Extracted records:
....

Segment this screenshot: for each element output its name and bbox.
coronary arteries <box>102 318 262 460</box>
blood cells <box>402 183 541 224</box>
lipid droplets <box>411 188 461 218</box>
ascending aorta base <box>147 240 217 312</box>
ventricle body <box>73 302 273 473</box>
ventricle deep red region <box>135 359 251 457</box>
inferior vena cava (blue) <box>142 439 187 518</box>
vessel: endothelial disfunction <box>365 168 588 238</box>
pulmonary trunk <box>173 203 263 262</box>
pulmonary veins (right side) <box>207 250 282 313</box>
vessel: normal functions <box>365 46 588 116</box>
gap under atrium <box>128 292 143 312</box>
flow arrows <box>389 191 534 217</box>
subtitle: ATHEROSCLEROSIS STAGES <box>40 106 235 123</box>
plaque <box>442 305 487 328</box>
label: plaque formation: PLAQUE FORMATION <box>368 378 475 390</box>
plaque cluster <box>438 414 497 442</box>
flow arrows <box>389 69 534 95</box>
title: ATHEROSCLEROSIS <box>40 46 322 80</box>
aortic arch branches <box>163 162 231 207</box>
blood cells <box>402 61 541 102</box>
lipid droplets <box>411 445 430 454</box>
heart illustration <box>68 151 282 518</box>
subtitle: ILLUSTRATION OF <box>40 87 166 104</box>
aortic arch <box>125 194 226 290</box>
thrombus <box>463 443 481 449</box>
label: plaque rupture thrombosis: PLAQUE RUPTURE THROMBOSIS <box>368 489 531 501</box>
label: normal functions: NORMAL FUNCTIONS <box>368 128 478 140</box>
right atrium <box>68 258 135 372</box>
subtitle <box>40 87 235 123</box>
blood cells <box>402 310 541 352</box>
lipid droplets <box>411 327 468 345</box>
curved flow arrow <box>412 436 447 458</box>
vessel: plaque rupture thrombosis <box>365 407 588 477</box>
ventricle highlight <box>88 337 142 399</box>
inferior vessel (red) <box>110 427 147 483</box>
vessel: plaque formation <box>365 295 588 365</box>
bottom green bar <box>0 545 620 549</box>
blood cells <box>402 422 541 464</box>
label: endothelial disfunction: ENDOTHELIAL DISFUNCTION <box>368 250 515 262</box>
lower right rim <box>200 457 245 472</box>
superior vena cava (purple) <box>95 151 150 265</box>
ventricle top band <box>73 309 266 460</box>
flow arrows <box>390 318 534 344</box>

....

Task brief — All lines from the records above should be copied exactly.

Exercise answer —
Segment this screenshot: for each element output its name and bbox.
coronary arteries <box>102 318 262 460</box>
blood cells <box>402 183 541 224</box>
lipid droplets <box>411 188 461 218</box>
ascending aorta base <box>147 240 217 312</box>
ventricle body <box>73 302 273 473</box>
ventricle deep red region <box>135 359 251 457</box>
inferior vena cava (blue) <box>142 439 187 518</box>
vessel: endothelial disfunction <box>365 168 588 238</box>
pulmonary trunk <box>173 203 263 262</box>
pulmonary veins (right side) <box>207 250 282 313</box>
vessel: normal functions <box>365 46 588 116</box>
gap under atrium <box>128 292 143 312</box>
flow arrows <box>389 191 534 217</box>
subtitle: ATHEROSCLEROSIS STAGES <box>40 106 235 123</box>
plaque <box>442 305 487 328</box>
label: plaque formation: PLAQUE FORMATION <box>368 378 475 390</box>
plaque cluster <box>438 414 497 442</box>
flow arrows <box>389 69 534 95</box>
title: ATHEROSCLEROSIS <box>40 46 322 80</box>
aortic arch branches <box>163 162 231 207</box>
blood cells <box>402 61 541 102</box>
lipid droplets <box>411 445 430 454</box>
heart illustration <box>68 151 282 518</box>
subtitle: ILLUSTRATION OF <box>40 87 166 104</box>
aortic arch <box>125 194 226 290</box>
thrombus <box>463 443 481 449</box>
label: plaque rupture thrombosis: PLAQUE RUPTURE THROMBOSIS <box>368 489 531 501</box>
label: normal functions: NORMAL FUNCTIONS <box>368 128 478 140</box>
right atrium <box>68 258 135 372</box>
subtitle <box>40 87 235 123</box>
blood cells <box>402 310 541 352</box>
lipid droplets <box>411 327 468 345</box>
curved flow arrow <box>412 436 447 458</box>
vessel: plaque rupture thrombosis <box>365 407 588 477</box>
ventricle highlight <box>88 337 142 399</box>
inferior vessel (red) <box>110 427 147 483</box>
vessel: plaque formation <box>365 295 588 365</box>
bottom green bar <box>0 545 620 549</box>
blood cells <box>402 422 541 464</box>
label: endothelial disfunction: ENDOTHELIAL DISFUNCTION <box>368 250 515 262</box>
lower right rim <box>200 457 245 472</box>
superior vena cava (purple) <box>95 151 150 265</box>
ventricle top band <box>73 309 266 460</box>
flow arrows <box>390 318 534 344</box>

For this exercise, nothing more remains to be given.